### [OBJECTIVE]
Search the data for the string "strip" and extract every line where it appears.

(Lines of data)
━━━━━━━━━━
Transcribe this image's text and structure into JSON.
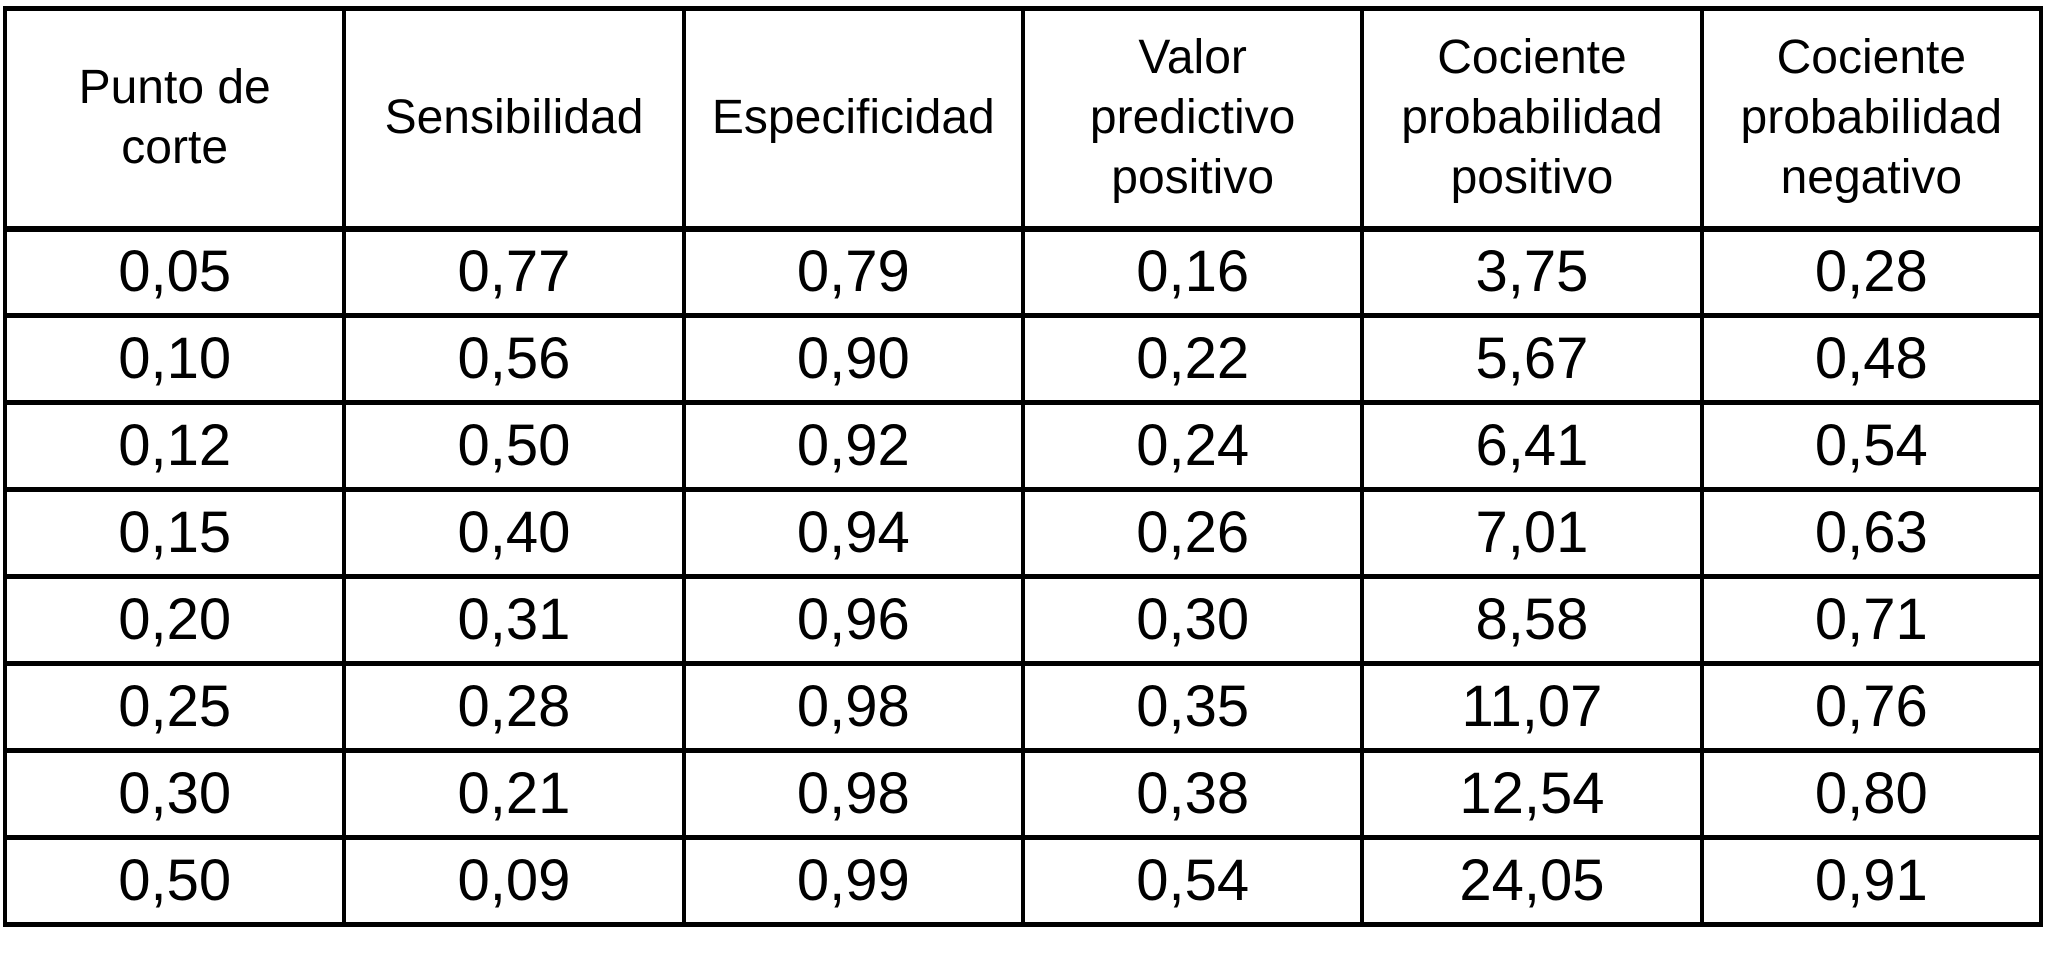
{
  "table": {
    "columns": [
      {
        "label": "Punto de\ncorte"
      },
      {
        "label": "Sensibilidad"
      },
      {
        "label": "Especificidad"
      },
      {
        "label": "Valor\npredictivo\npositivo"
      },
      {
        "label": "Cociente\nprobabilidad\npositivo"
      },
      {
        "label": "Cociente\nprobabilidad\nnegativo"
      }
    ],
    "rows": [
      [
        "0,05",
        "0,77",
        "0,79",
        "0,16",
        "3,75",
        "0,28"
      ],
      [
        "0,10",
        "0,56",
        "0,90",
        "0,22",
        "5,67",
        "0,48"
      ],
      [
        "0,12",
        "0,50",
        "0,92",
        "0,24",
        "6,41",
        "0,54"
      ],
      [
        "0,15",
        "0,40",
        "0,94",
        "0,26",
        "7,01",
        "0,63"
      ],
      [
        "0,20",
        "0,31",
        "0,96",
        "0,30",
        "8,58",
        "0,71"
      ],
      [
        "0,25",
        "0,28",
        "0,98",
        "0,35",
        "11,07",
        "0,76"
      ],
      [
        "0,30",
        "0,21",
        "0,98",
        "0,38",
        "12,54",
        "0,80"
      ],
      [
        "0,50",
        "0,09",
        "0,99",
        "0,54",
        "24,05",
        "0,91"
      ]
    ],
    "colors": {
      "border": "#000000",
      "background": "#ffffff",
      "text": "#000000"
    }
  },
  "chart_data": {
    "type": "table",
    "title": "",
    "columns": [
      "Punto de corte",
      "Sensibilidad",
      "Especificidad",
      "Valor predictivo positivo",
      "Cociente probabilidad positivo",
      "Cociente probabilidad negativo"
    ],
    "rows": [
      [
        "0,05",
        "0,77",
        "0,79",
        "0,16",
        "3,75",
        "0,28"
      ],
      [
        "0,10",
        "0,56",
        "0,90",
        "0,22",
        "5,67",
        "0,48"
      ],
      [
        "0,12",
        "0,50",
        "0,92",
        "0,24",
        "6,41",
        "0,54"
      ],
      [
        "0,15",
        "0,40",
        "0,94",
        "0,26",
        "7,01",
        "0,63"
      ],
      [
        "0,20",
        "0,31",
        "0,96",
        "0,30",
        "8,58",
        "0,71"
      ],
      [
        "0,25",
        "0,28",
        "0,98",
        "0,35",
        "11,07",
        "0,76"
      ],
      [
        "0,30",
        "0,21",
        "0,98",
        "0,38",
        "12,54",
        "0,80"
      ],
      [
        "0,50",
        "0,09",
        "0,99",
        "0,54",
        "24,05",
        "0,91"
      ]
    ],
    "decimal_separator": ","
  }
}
━━━━━━━━━━
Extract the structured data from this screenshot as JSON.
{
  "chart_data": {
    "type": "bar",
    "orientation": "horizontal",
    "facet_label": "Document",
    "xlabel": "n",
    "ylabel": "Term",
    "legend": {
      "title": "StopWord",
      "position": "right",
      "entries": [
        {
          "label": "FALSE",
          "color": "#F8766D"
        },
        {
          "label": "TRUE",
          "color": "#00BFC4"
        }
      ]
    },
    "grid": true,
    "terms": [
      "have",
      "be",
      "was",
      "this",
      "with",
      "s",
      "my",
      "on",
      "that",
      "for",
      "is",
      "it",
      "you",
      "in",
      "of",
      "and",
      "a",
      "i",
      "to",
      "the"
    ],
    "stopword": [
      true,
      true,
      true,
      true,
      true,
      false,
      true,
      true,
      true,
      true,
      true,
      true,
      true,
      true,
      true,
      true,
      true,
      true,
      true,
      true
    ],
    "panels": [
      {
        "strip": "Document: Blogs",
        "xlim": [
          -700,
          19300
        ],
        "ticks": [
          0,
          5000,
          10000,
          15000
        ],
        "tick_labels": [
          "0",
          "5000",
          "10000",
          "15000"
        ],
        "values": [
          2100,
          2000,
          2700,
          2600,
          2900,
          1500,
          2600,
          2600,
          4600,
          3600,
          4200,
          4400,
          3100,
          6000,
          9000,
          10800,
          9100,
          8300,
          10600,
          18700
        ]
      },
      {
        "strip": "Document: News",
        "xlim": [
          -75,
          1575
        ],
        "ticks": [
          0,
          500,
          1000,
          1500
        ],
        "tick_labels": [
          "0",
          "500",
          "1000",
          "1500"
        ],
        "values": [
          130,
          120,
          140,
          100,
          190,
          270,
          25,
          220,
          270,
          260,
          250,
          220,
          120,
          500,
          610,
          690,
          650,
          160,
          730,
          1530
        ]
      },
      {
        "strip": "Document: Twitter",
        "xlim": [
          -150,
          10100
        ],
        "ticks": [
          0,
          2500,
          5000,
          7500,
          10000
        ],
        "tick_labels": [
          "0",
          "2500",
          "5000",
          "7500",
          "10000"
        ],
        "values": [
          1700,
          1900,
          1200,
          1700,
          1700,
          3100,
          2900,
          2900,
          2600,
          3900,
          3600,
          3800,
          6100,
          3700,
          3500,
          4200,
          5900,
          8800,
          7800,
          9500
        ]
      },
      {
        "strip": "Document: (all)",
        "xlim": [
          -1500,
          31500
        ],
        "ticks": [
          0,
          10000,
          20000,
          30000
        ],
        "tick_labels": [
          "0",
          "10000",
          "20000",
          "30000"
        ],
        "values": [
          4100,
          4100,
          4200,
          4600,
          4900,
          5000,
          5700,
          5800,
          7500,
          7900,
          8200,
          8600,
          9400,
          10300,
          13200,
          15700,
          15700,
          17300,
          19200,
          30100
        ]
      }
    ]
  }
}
━━━━━━━━━━
### [FINAL RESULT]
        "strip": "Document: Blogs",
        "strip": "Document: News",
        "strip": "Document: Twitter",
        "strip": "Document: (all)",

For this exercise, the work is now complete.